[Given exercise]
Print all entries word for word.

╭──

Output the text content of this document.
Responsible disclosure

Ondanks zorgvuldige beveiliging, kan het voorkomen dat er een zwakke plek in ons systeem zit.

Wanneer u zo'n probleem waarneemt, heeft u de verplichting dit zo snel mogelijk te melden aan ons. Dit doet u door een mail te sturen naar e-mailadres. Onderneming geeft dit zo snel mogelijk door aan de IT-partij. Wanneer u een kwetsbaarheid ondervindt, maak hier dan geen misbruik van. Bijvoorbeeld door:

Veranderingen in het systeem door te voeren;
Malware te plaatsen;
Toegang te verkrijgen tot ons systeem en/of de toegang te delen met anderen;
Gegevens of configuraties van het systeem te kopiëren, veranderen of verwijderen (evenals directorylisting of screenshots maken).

╰──

[Full solution]
Output the text content of this document.
Responsible disclosure

Ondanks zorgvuldige beveiliging, kan het voorkomen dat er een zwakke plek in ons systeem zit.

Wanneer u zo'n probleem waarneemt, heeft u de verplichting dit zo snel mogelijk te melden aan ons. Dit doet u door een mail te sturen naar e-mailadres. Onderneming geeft dit zo snel mogelijk door aan de IT-partij. Wanneer u een kwetsbaarheid ondervindt, maak hier dan geen misbruik van. Bijvoorbeeld door:

Veranderingen in het systeem door te voeren;
Malware te plaatsen;
Toegang te verkrijgen tot ons systeem en/of de toegang te delen met anderen;
Gegevens of configuraties van het systeem te kopiëren, veranderen of verwijderen (evenals directorylisting of screenshots maken).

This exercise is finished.